> [ФРАГМЕНТ СТРАНИЦЫ]
::::::::::
Бриссаку, осажденному в Сен-Дамене, она, например, написала: «Что касается вашей просьбы получить подкрепление, могу вас заверить, что король вовсе не желает оставить вас ни с чем… — Ваша самая преданная добрая приятельница, Диана».
Само собой разумеется, больше всего она хлопотала за Гизов <Анализируя поведение Дианы в отношении этого дома, никогда не следует забывать, что одна из ее дочерей была замужем за Клодом Лотарингским, герцогом Омальским, братом Франциска, герцога де Гиза, и дядей Генриха…>. Франциск Лотарингский писал ей в августе 1552 года:
«Я все еще не могу забыть о той особой милости, которую вы мне оказали, и о необыкновенном удовлетворении, испытанном мною в связи с этим, и беспокоюсь лишь о том, чтобы служить вам все больше и больше, а не меньше; надеюсь получить прекрасный плод, что доставит удовольствие не только мне, но и вам…» — Несмотря на его дикий стиль, это письмо должно было вселить в Диану радость, потому что больше всего на свете она стремилась добиться признания Лотарингского дома. В ответ на это она написала:
«Я получила письма, которые вы пожелали мне написать и в которых вы благодарите меня за то, что я сделала для вас. Заверяю вас, Месье, что когда возникнет вопрос о ваших делах, мне хватит упорства добиться желаемого. Всегда готовая вам служить Диана де Пуатье».
Совместные усилия фаворитки и Гизов вскоре увенчались успехом. 1 января 1553 года Карл Пятый, чье шестидесятитысячное войско два с половиной месяца осаждало Мец, вынужден был отступить, даже не попытавшись взять город штурмом. Император оставил в руках Франциска Лотарингского часть военной техники и десять тысяч раненых.
В целом потери Карла Пятого составили около двадцати тысяч человек.
В феврале Франциск был с триумфом принят при дворе, и Диана разделила с ним славу. Никто больше не улыбался, глядя на нее. Дело леди Флеминг было забыто.
* * *
А война тем временем продолжалась, и войска Лотарингского дома с легкостью обращали в бегство армию потрясенного императора.
::::::::::
> [ЗАДАНИЕ] Выведите без изменений ту часть отрывка о Диане де Пуатье, которая открывается словами «Совместные усилия фаворитки» и завершается словами «десять тысяч раненых.».

> [Несколько строк]
::::::::::
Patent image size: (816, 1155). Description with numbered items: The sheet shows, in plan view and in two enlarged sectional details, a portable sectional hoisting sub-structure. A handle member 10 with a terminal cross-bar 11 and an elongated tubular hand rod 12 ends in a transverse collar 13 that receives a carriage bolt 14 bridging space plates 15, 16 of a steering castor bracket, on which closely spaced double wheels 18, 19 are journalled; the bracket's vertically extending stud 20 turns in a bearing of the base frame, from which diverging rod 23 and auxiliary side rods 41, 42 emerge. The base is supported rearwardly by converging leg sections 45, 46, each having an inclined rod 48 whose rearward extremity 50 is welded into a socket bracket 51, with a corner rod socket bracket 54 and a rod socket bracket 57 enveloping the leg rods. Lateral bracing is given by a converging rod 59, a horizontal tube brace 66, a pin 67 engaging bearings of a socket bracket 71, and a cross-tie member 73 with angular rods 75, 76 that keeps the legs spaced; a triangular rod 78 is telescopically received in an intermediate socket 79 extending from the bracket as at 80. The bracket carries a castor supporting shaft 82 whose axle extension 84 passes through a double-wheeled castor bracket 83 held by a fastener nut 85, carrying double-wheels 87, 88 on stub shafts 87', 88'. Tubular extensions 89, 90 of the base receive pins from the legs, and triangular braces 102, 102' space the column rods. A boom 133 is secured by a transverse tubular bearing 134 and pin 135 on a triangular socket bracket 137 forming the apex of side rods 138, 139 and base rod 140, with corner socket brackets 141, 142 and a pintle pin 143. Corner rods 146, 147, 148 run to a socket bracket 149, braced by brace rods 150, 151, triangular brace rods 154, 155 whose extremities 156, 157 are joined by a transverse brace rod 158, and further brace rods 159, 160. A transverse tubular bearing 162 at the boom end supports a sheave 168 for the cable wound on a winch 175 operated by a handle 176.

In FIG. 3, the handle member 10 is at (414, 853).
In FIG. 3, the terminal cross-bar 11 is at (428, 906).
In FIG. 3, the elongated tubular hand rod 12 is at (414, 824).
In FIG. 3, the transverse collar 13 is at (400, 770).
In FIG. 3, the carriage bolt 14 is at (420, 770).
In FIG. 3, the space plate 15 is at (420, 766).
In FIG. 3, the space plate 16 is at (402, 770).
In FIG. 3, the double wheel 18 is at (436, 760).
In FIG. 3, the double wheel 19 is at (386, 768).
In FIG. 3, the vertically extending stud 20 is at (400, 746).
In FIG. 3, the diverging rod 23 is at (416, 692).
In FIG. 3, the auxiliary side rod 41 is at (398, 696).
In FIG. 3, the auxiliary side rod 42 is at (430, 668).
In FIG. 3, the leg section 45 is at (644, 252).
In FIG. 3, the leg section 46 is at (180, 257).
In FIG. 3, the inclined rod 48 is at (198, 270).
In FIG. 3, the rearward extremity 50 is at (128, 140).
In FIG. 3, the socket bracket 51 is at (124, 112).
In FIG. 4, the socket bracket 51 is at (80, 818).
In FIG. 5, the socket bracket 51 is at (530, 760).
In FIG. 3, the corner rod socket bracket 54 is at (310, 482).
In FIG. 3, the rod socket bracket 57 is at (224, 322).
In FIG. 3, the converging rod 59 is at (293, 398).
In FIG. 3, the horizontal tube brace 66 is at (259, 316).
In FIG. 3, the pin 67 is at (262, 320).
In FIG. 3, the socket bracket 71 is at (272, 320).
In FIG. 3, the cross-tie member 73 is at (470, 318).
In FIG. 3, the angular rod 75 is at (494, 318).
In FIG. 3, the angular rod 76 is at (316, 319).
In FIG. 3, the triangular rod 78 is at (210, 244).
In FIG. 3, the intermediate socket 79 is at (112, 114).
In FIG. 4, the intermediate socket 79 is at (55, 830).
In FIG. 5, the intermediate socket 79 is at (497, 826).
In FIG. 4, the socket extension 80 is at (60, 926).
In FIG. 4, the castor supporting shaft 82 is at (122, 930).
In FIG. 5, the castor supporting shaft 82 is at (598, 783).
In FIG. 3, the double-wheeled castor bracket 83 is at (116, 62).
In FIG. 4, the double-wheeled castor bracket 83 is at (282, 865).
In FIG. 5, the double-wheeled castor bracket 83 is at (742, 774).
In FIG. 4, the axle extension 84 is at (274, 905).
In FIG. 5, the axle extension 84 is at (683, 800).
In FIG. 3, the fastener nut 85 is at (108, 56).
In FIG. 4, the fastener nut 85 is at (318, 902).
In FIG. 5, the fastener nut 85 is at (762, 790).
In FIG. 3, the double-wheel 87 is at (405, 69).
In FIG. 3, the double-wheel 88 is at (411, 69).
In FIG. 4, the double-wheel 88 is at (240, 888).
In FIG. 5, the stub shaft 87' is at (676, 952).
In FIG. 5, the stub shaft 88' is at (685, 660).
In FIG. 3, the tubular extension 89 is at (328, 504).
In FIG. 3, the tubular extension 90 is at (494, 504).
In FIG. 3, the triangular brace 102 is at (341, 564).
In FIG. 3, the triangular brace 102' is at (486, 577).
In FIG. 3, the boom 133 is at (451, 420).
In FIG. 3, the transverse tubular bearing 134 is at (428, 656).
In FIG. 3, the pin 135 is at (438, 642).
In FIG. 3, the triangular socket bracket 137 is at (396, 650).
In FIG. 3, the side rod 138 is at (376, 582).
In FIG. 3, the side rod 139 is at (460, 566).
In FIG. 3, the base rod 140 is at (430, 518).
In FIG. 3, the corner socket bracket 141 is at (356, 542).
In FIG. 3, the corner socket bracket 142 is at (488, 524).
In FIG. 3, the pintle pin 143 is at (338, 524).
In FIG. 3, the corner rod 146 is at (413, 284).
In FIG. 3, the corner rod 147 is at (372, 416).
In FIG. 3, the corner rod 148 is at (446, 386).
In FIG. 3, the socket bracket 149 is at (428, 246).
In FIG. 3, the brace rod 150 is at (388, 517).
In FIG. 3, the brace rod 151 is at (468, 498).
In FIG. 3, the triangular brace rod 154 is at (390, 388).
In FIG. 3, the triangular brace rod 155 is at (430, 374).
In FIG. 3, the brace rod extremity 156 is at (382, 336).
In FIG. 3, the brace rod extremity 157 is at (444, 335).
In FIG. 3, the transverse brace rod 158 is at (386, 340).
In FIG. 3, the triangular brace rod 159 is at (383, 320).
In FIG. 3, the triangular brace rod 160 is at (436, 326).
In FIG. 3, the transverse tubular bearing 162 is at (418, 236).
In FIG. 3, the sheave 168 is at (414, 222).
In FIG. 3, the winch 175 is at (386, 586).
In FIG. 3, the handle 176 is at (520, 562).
::::::::::
> [РЕШЕНИЕ]
Совместные усилия фаворитки и Гизов вскоре увенчались успехом. 1 января 1553 года Карл Пятый, чье шестидесятитысячное войско два с половиной месяца осаждало Мец, вынужден был отступить, даже не попытавшись взять город штурмом. Император оставил в руках Франциска Лотарингского часть военной техники и десять тысяч раненых.